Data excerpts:
.....

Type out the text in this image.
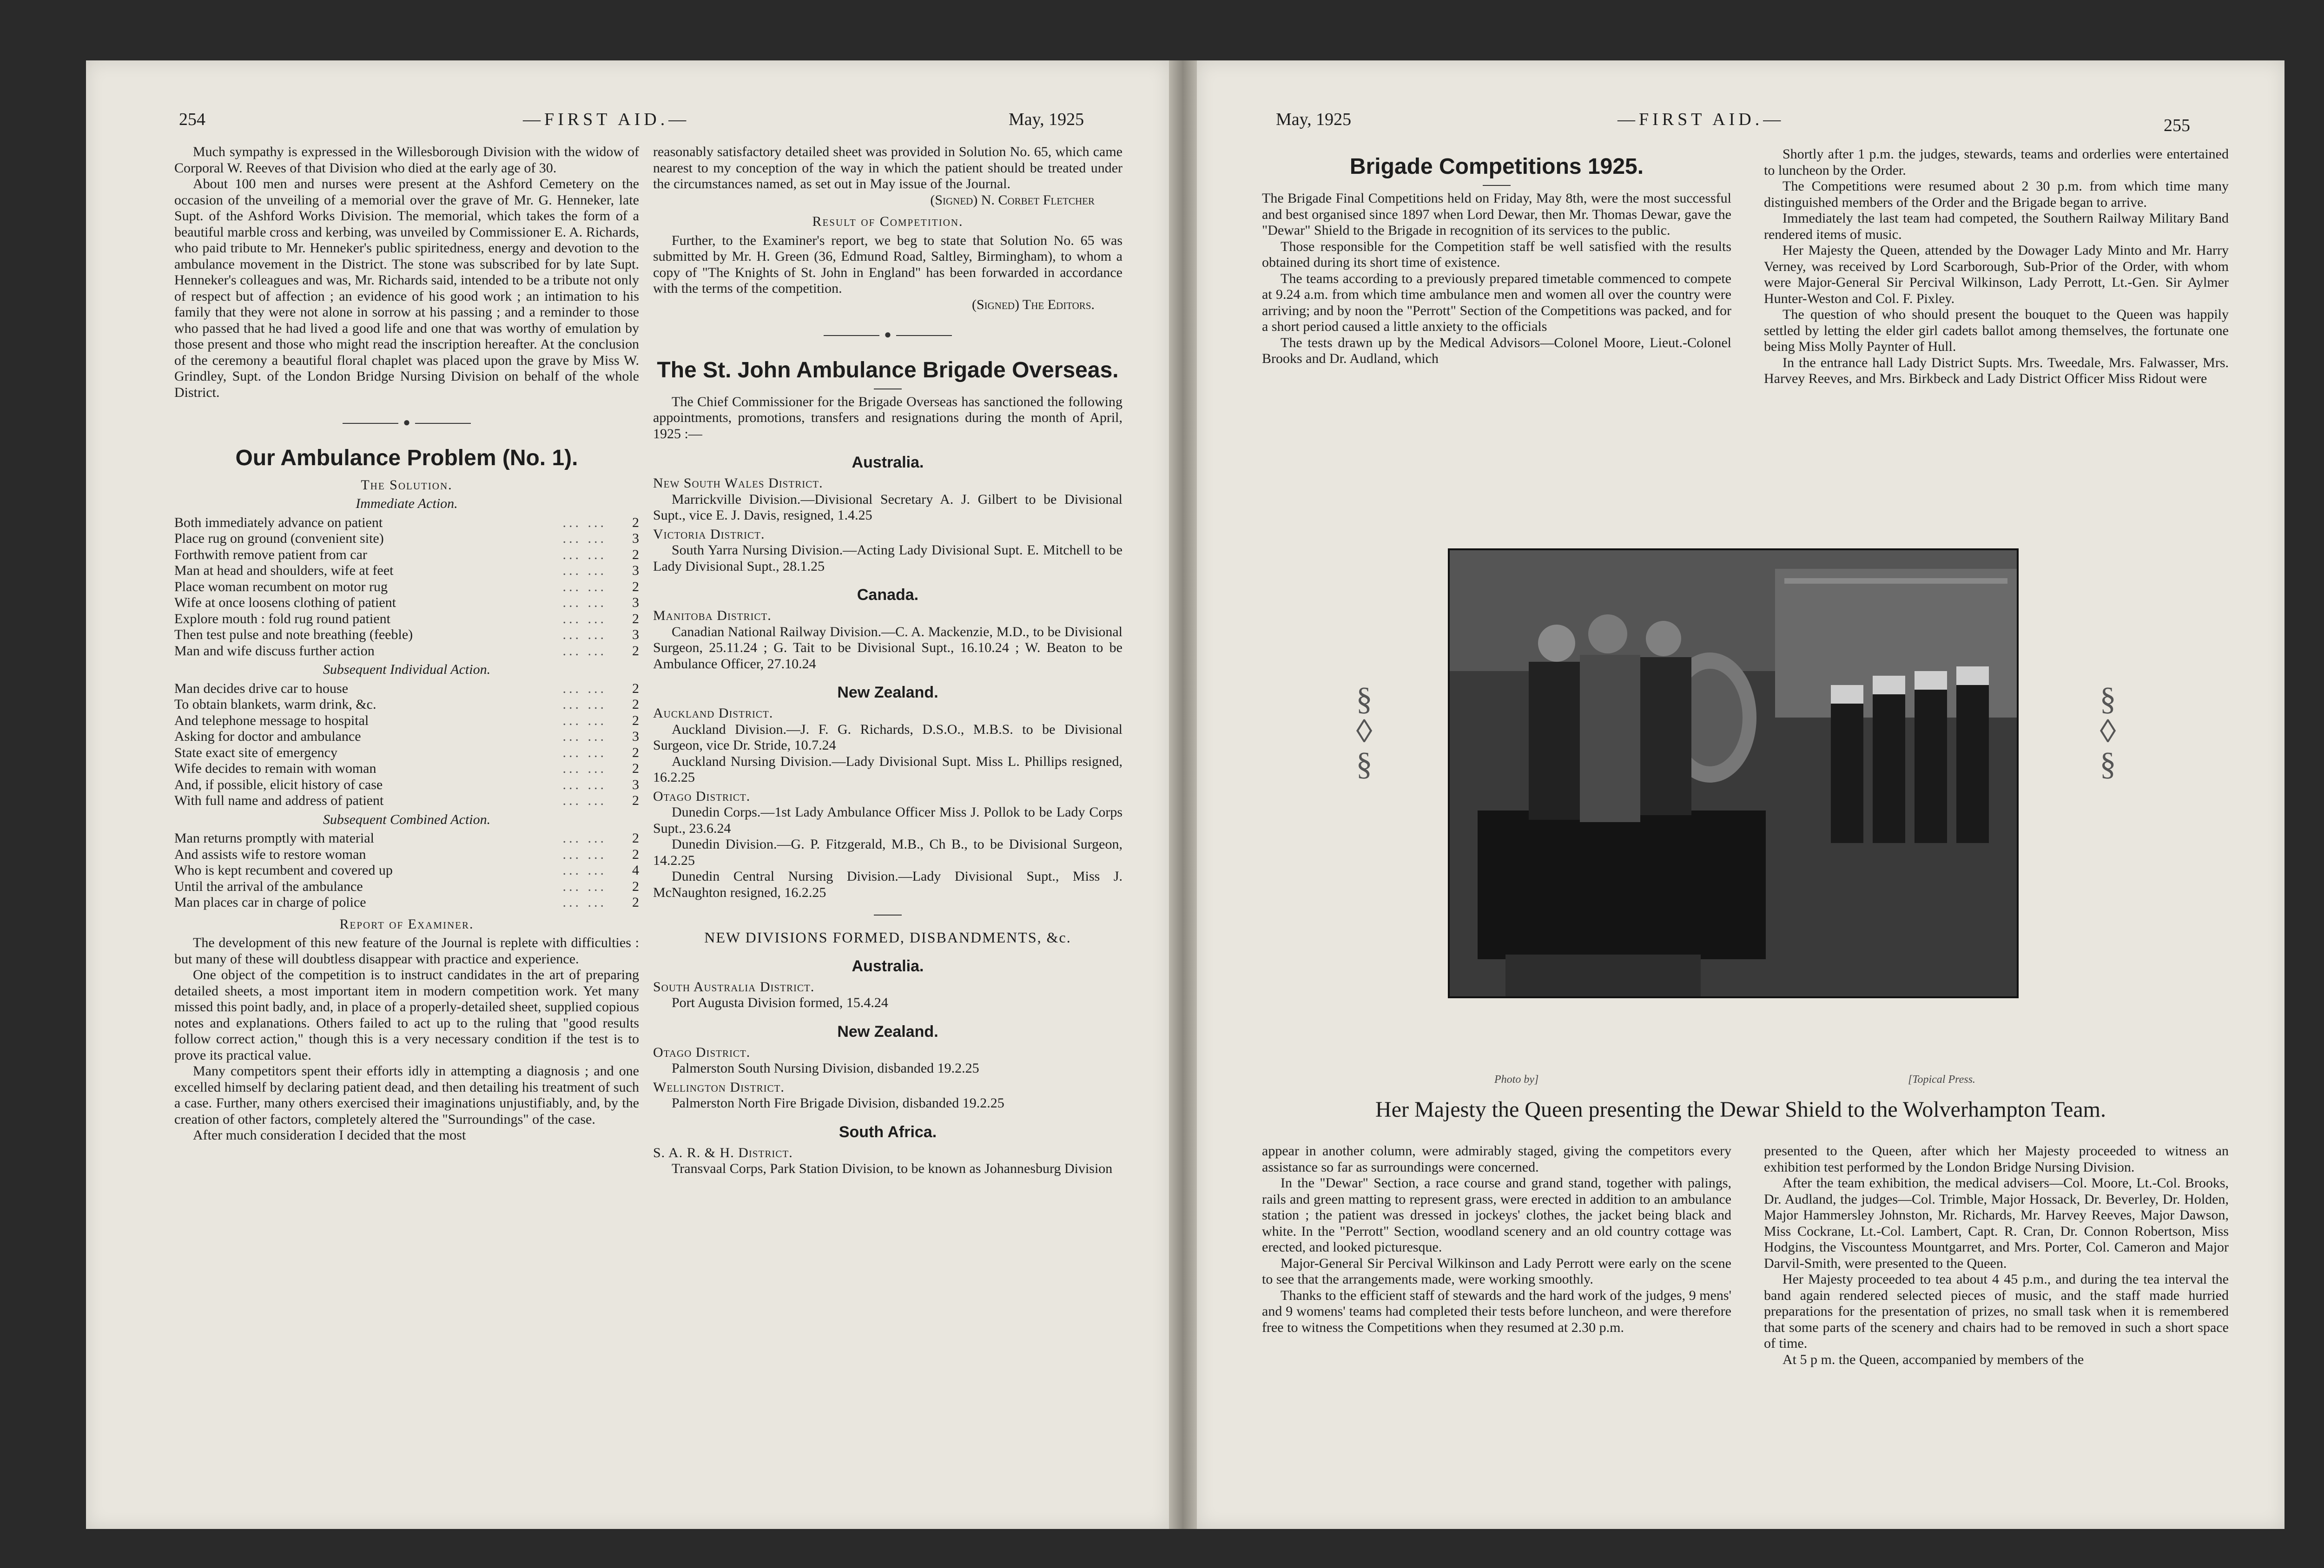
254	—FIRST AID.—	May, 1925

Much sympathy is expressed in the Willesborough Division with the widow of Corporal W. Reeves of that Division who died at the early age of 30.

About 100 men and nurses were present at the Ashford Cemetery on the occasion of the unveiling of a memorial over the grave of Mr. G. Henneker, late Supt. of the Ashford Works Division. The memorial, which takes the form of a beautiful marble cross and kerbing, was unveiled by Commissioner E. A. Richards, who paid tribute to Mr. Henneker's public spiritedness, energy and devotion to the ambulance movement in the District. The stone was subscribed for by late Supt. Henneker's colleagues and was, Mr. Richards said, intended to be a tribute not only of respect but of affection ; an evidence of his good work ; an intimation to his family that they were not alone in sorrow at his passing ; and a reminder to those who passed that he had lived a good life and one that was worthy of emulation by those present and those who might read the inscription hereafter. At the conclusion of the ceremony a beautiful floral chaplet was placed upon the grave by Miss W. Grindley, Supt. of the London Bridge Nursing Division on behalf of the whole District.

●
Our Ambulance Problem (No. 1).

The Solution.

Immediate Action.

Both immediately advance on patient	... ...	2
Place rug on ground (convenient site)	... ...	3
Forthwith remove patient from car	... ...	2
Man at head and shoulders, wife at feet	... ...	3
Place woman recumbent on motor rug	... ...	2
Wife at once loosens clothing of patient	... ...	3
Explore mouth : fold rug round patient	... ...	2
Then test pulse and note breathing (feeble)	... ...	3
Man and wife discuss further action	... ...	2

Subsequent Individual Action.

Man decides drive car to house	... ...	2
To obtain blankets, warm drink, &c.	... ...	2
And telephone message to hospital	... ...	2
Asking for doctor and ambulance	... ...	3
State exact site of emergency	... ...	2
Wife decides to remain with woman	... ...	2
And, if possible, elicit history of case	... ...	3
With full name and address of patient	... ...	2

Subsequent Combined Action.

Man returns promptly with material	... ...	2
And assists wife to restore woman	... ...	2
Who is kept recumbent and covered up	... ...	4
Until the arrival of the ambulance	... ...	2
Man places car in charge of police	... ...	2

Report of Examiner.

The development of this new feature of the Journal is replete with difficulties : but many of these will doubtless disappear with practice and experience.

One object of the competition is to instruct candidates in the art of preparing detailed sheets, a most important item in modern competition work. Yet many missed this point badly, and, in place of a properly-detailed sheet, supplied copious notes and explanations. Others failed to act up to the ruling that "good results follow correct action," though this is a very necessary condition if the test is to prove its practical value.

Many competitors spent their efforts idly in attempting a diagnosis ; and one excelled himself by declaring patient dead, and then detailing his treatment of such a case. Further, many others exercised their imaginations unjustifiably, and, by the creation of other factors, completely altered the "Surroundings" of the case.

After much consideration I decided that the most

reasonably satisfactory detailed sheet was provided in Solution No. 65, which came nearest to my conception of the way in which the patient should be treated under the circumstances named, as set out in May issue of the Journal.

(Signed) N. Corbet Fletcher

Result of Competition.

Further, to the Examiner's report, we beg to state that Solution No. 65 was submitted by Mr. H. Green (36, Edmund Road, Saltley, Birmingham), to whom a copy of "The Knights of St. John in England" has been forwarded in accordance with the terms of the competition.

(Signed) The Editors.

●
The St. John Ambulance Brigade Overseas.

The Chief Commissioner for the Brigade Overseas has sanctioned the following appointments, promotions, transfers and resignations during the month of April, 1925 :—

Australia.

New South Wales District.

Marrickville Division.—Divisional Secretary A. J. Gilbert to be Divisional Supt., vice E. J. Davis, resigned, 1.4.25

Victoria District.

South Yarra Nursing Division.—Acting Lady Divisional Supt. E. Mitchell to be Lady Divisional Supt., 28.1.25

Canada.

Manitoba District.

Canadian National Railway Division.—C. A. Mackenzie, M.D., to be Divisional Surgeon, 25.11.24 ; G. Tait to be Divisional Supt., 16.10.24 ; W. Beaton to be Ambulance Officer, 27.10.24

New Zealand.

Auckland District.

Auckland Division.—J. F. G. Richards, D.S.O., M.B.S. to be Divisional Surgeon, vice Dr. Stride, 10.7.24

Auckland Nursing Division.—Lady Divisional Supt. Miss L. Phillips resigned, 16.2.25

Otago District.

Dunedin Corps.—1st Lady Ambulance Officer Miss J. Pollok to be Lady Corps Supt., 23.6.24

Dunedin Division.—G. P. Fitzgerald, M.B., Ch B., to be Divisional Surgeon, 14.2.25

Dunedin Central Nursing Division.—Lady Divisional Supt., Miss J. McNaughton resigned, 16.2.25

NEW DIVISIONS FORMED, DISBANDMENTS, &c.

Australia.

South Australia District.

Port Augusta Division formed, 15.4.24

New Zealand.

Otago District.

Palmerston South Nursing Division, disbanded 19.2.25

Wellington District.

Palmerston North Fire Brigade Division, disbanded 19.2.25

South Africa.

S. A. R. & H. District.

Transvaal Corps, Park Station Division, to be known as Johannesburg Division

May, 1925	—FIRST AID.—	255
Brigade Competitions 1925.

The Brigade Final Competitions held on Friday, May 8th, were the most successful and best organised since 1897 when Lord Dewar, then Mr. Thomas Dewar, gave the "Dewar" Shield to the Brigade in recognition of its services to the public.

Those responsible for the Competition staff be well satisfied with the results obtained during its short time of existence.

The teams according to a previously prepared timetable commenced to compete at 9.24 a.m. from which time ambulance men and women all over the country were arriving; and by noon the "Perrott" Section of the Competitions was packed, and for a short period caused a little anxiety to the officials

The tests drawn up by the Medical Advisors—Colonel Moore, Lieut.-Colonel Brooks and Dr. Audland, which

Shortly after 1 p.m. the judges, stewards, teams and orderlies were entertained to luncheon by the Order.

The Competitions were resumed about 2 30 p.m. from which time many distinguished members of the Order and the Brigade began to arrive.

Immediately the last team had competed, the Southern Railway Military Band rendered items of music.

Her Majesty the Queen, attended by the Dowager Lady Minto and Mr. Harry Verney, was received by Lord Scarborough, Sub-Prior of the Order, with whom were Major-General Sir Percival Wilkinson, Lady Perrott, Lt.-Gen. Sir Aylmer Hunter-Weston and Col. F. Pixley.

The question of who should present the bouquet to the Queen was happily settled by letting the elder girl cadets ballot among themselves, the fortunate one being Miss Molly Paynter of Hull.

In the entrance hall Lady District Supts. Mrs. Tweedale, Mrs. Falwasser, Mrs. Harvey Reeves, and Mrs. Birkbeck and Lady District Officer Miss Ridout were

§
◊
§
§
◊
§
Photo by]	[Topical Press.
Her Majesty the Queen presenting the Dewar Shield to the Wolverhampton Team.

appear in another column, were admirably staged, giving the competitors every assistance so far as surroundings were concerned.

In the "Dewar" Section, a race course and grand stand, together with palings, rails and green matting to represent grass, were erected in addition to an ambulance station ; the patient was dressed in jockeys' clothes, the jacket being black and white. In the "Perrott" Section, woodland scenery and an old country cottage was erected, and looked picturesque.

Major-General Sir Percival Wilkinson and Lady Perrott were early on the scene to see that the arrangements made, were working smoothly.

Thanks to the efficient staff of stewards and the hard work of the judges, 9 mens' and 9 womens' teams had completed their tests before luncheon, and were therefore free to witness the Competitions when they resumed at 2.30 p.m.

presented to the Queen, after which her Majesty proceeded to witness an exhibition test performed by the London Bridge Nursing Division.

After the team exhibition, the medical advisers—Col. Moore, Lt.-Col. Brooks, Dr. Audland, the judges—Col. Trimble, Major Hossack, Dr. Beverley, Dr. Holden, Major Hammersley Johnston, Mr. Richards, Mr. Harvey Reeves, Major Dawson, Miss Cockrane, Lt.-Col. Lambert, Capt. R. Cran, Dr. Connon Robertson, Miss Hodgins, the Viscountess Mountgarret, and Mrs. Porter, Col. Cameron and Major Darvil-Smith, were presented to the Queen.

Her Majesty proceeded to tea about 4 45 p.m., and during the tea interval the band again rendered selected pieces of music, and the staff made hurried preparations for the presentation of prizes, no small task when it is remembered that some parts of the scenery and chairs had to be removed in such a short space of time.

At 5 p m. the Queen, accompanied by members of the
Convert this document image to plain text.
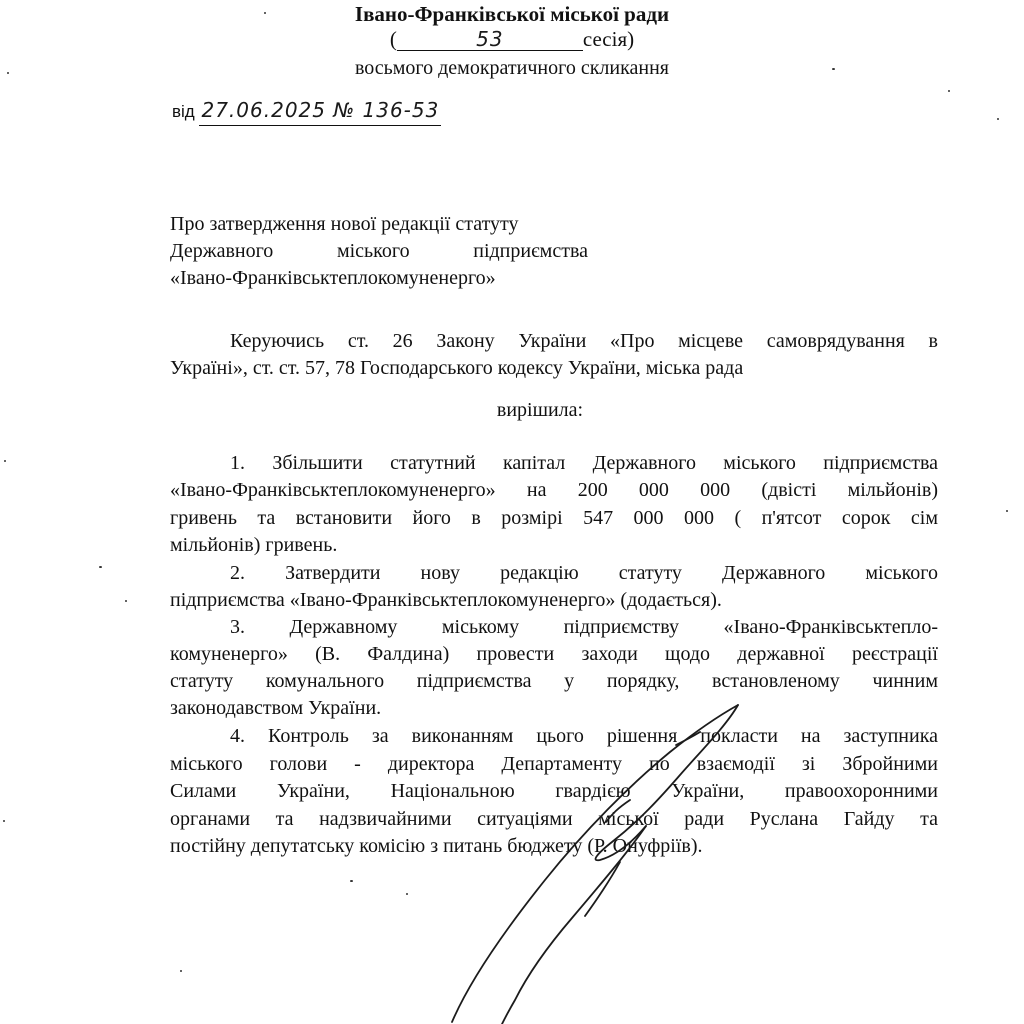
Івано-Франківської міської ради
(	53	сесія)
восьмого демократичного скликання
від 27.06.2025 № 136-53
Про затвердження нової редакції статуту
Державного міського підприємства
«Івано-Франківськтеплокомуненерго»
Керуючись ст. 26 Закону України «Про місцеве самоврядування в
Україні», ст. ст. 57, 78 Господарського кодексу України, міська рада
вирішила:
1. Збільшити статутний капітал Державного міського підприємства
«Івано-Франківськтеплокомуненерго» на 200 000 000 (двісті мільйонів)
гривень та встановити його в розмірі 547 000 000 ( п'ятсот сорок сім
мільйонів) гривень.
2. Затвердити нову редакцію статуту Державного міського
підприємства «Івано-Франківськтеплокомуненерго» (додається).
3. Державному міському підприємству «Івано-Франківськтепло-
комуненерго» (В. Фалдина) провести заходи щодо державної реєстрації
статуту комунального підприємства у порядку, встановленому чинним
законодавством України.
4. Контроль за виконанням цього рішення покласти на заступника
міського голови - директора Департаменту по взаємодії зі Збройними
Силами України, Національною гвардією України, правоохоронними
органами та надзвичайними ситуаціями міської ради Руслана Гайду та
постійну депутатську комісію з питань бюджету (Р. Онуфріїв).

.....

Your objective >> Return each line where "мільйонів" shows up.

Result below >>
«Івано-Франківськтеплокомуненерго» на 200 000 000 (двісті мільйонів)
мільйонів) гривень.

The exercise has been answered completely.